What this task involves: Repeat verbatim each line from the line with "Read out every word on this page." to the end of the entries. Pictures do not belong in the copy.

Extracted information:

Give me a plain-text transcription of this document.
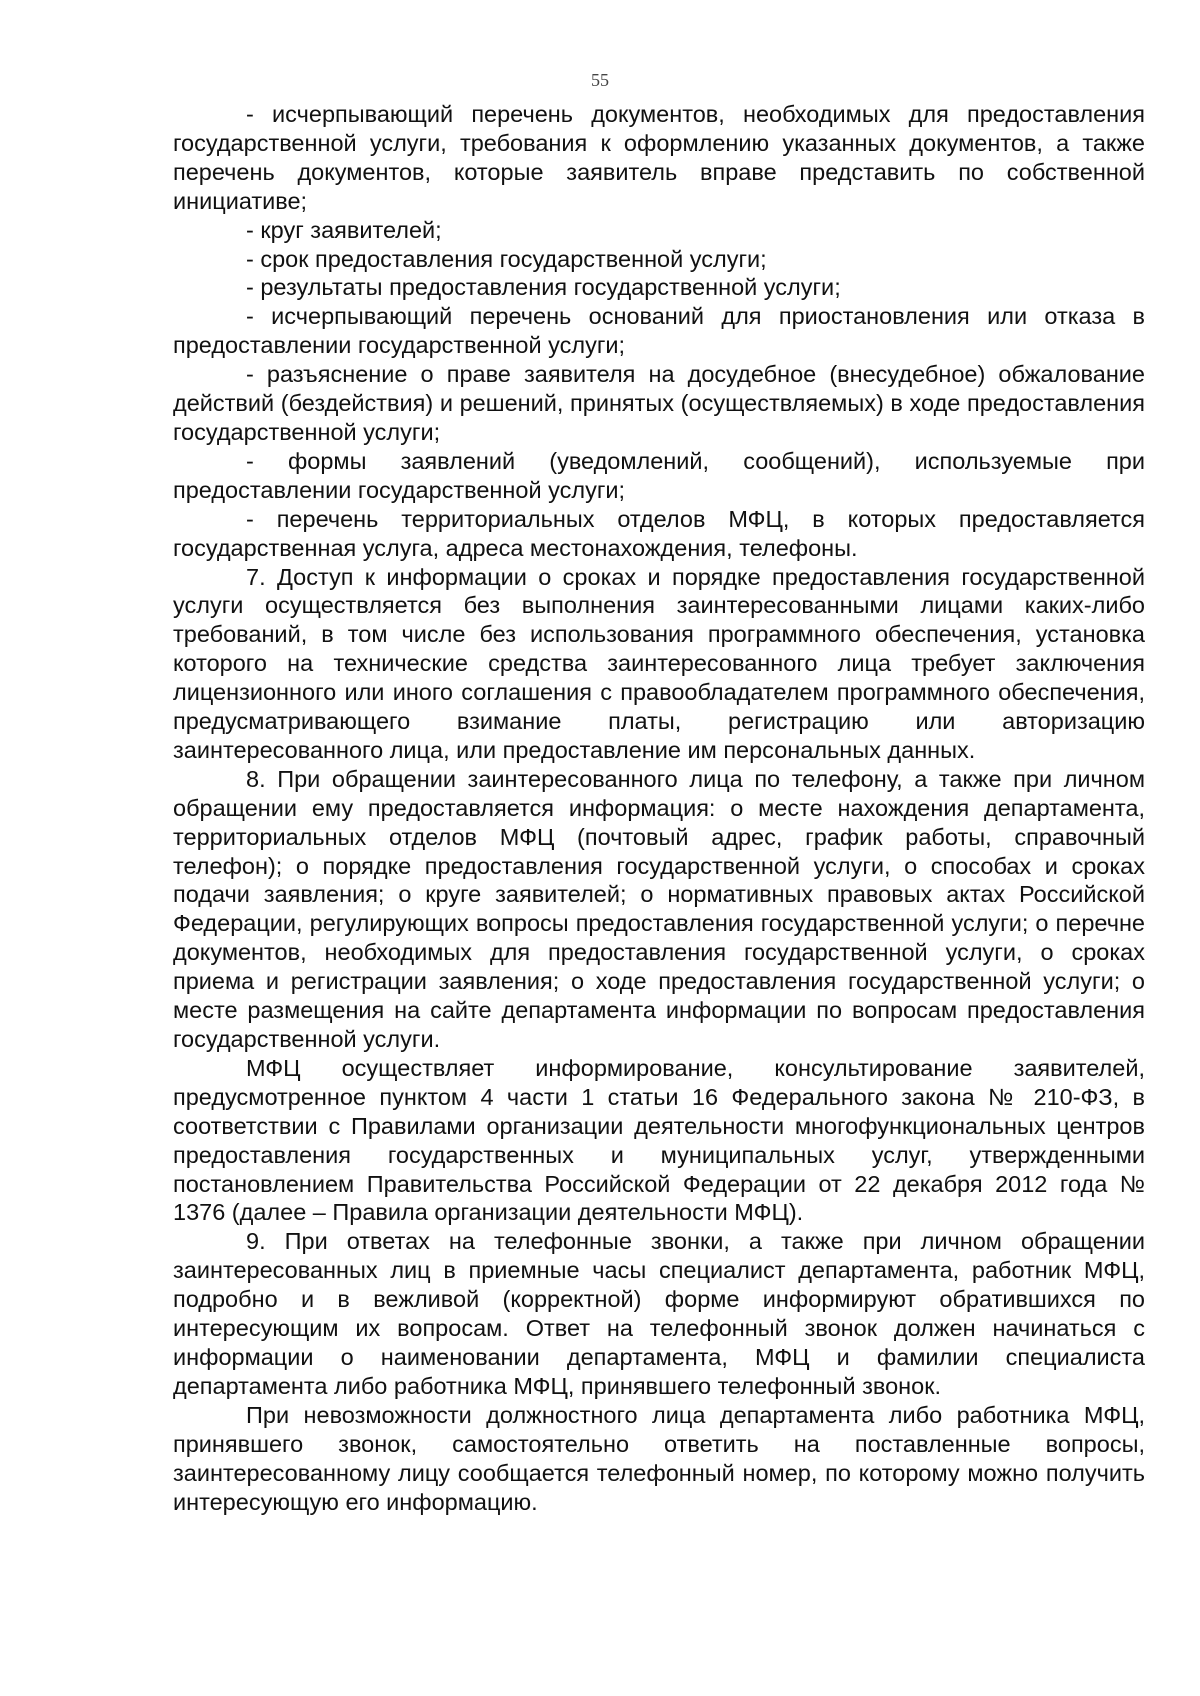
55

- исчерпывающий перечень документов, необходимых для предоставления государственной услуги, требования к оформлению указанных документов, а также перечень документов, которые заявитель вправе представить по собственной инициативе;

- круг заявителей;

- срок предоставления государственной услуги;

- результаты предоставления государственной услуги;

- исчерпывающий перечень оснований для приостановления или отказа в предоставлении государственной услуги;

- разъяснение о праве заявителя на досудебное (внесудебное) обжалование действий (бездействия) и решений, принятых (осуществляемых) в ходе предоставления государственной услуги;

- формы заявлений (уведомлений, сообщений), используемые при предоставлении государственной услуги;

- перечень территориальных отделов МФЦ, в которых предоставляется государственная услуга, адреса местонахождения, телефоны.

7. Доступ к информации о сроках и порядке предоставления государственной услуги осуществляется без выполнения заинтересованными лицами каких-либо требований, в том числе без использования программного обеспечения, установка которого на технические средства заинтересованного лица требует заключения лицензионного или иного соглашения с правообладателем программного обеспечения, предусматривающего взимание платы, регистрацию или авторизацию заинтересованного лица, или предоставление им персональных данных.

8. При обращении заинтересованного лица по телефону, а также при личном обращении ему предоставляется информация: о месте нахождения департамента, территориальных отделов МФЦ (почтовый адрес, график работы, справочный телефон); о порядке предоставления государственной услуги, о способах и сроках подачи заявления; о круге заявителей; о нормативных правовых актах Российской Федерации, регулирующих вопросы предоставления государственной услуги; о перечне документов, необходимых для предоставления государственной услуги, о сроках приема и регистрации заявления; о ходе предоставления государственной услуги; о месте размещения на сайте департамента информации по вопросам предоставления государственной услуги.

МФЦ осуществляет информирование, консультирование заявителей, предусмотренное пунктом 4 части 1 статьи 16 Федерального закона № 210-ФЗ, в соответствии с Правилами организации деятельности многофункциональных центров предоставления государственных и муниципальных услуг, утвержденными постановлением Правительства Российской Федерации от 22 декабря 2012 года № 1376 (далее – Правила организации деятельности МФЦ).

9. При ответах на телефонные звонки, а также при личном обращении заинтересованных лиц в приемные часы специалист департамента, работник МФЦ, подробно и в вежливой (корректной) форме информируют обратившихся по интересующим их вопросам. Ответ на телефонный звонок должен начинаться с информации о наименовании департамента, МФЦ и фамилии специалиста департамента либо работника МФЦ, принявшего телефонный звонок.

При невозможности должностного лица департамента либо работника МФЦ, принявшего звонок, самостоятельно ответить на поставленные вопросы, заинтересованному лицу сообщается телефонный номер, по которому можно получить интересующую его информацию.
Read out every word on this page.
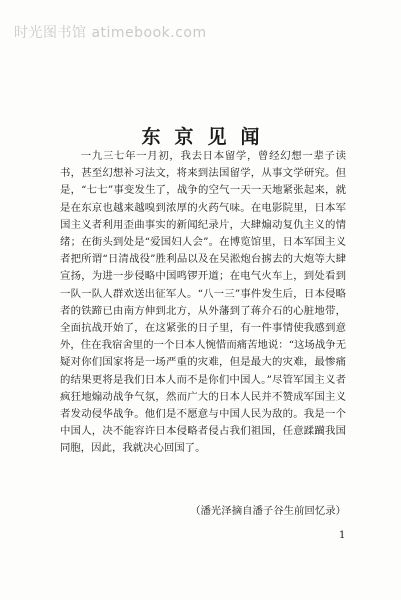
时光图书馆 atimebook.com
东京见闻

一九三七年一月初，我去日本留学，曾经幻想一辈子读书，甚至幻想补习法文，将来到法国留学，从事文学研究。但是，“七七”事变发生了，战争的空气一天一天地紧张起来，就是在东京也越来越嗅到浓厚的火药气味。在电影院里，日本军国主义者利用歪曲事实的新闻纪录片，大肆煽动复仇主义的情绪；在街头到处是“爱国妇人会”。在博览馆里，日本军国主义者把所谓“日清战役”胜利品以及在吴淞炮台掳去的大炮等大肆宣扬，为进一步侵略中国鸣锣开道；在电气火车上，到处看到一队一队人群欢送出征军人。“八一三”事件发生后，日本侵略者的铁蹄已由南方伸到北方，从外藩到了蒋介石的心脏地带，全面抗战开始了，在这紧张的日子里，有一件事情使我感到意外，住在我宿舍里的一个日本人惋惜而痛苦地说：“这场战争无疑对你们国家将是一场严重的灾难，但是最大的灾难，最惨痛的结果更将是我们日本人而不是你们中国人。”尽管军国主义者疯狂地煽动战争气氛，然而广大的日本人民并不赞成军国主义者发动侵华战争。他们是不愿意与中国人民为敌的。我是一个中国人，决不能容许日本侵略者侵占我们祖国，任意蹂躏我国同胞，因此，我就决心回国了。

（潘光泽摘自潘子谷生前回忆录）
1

Output of the task:
Read out every word on this page.
时光图书馆 atimebook.com
东京见闻

一九三七年一月初，我去日本留学，曾经幻想一辈子读书，甚至幻想补习法文，将来到法国留学，从事文学研究。但是，“七七”事变发生了，战争的空气一天一天地紧张起来，就是在东京也越来越嗅到浓厚的火药气味。在电影院里，日本军国主义者利用歪曲事实的新闻纪录片，大肆煽动复仇主义的情绪；在街头到处是“爱国妇人会”。在博览馆里，日本军国主义者把所谓“日清战役”胜利品以及在吴淞炮台掳去的大炮等大肆宣扬，为进一步侵略中国鸣锣开道；在电气火车上，到处看到一队一队人群欢送出征军人。“八一三”事件发生后，日本侵略者的铁蹄已由南方伸到北方，从外藩到了蒋介石的心脏地带，全面抗战开始了，在这紧张的日子里，有一件事情使我感到意外，住在我宿舍里的一个日本人惋惜而痛苦地说：“这场战争无疑对你们国家将是一场严重的灾难，但是最大的灾难，最惨痛的结果更将是我们日本人而不是你们中国人。”尽管军国主义者疯狂地煽动战争气氛，然而广大的日本人民并不赞成军国主义者发动侵华战争。他们是不愿意与中国人民为敌的。我是一个中国人，决不能容许日本侵略者侵占我们祖国，任意蹂躏我国同胞，因此，我就决心回国了。

（潘光泽摘自潘子谷生前回忆录）
1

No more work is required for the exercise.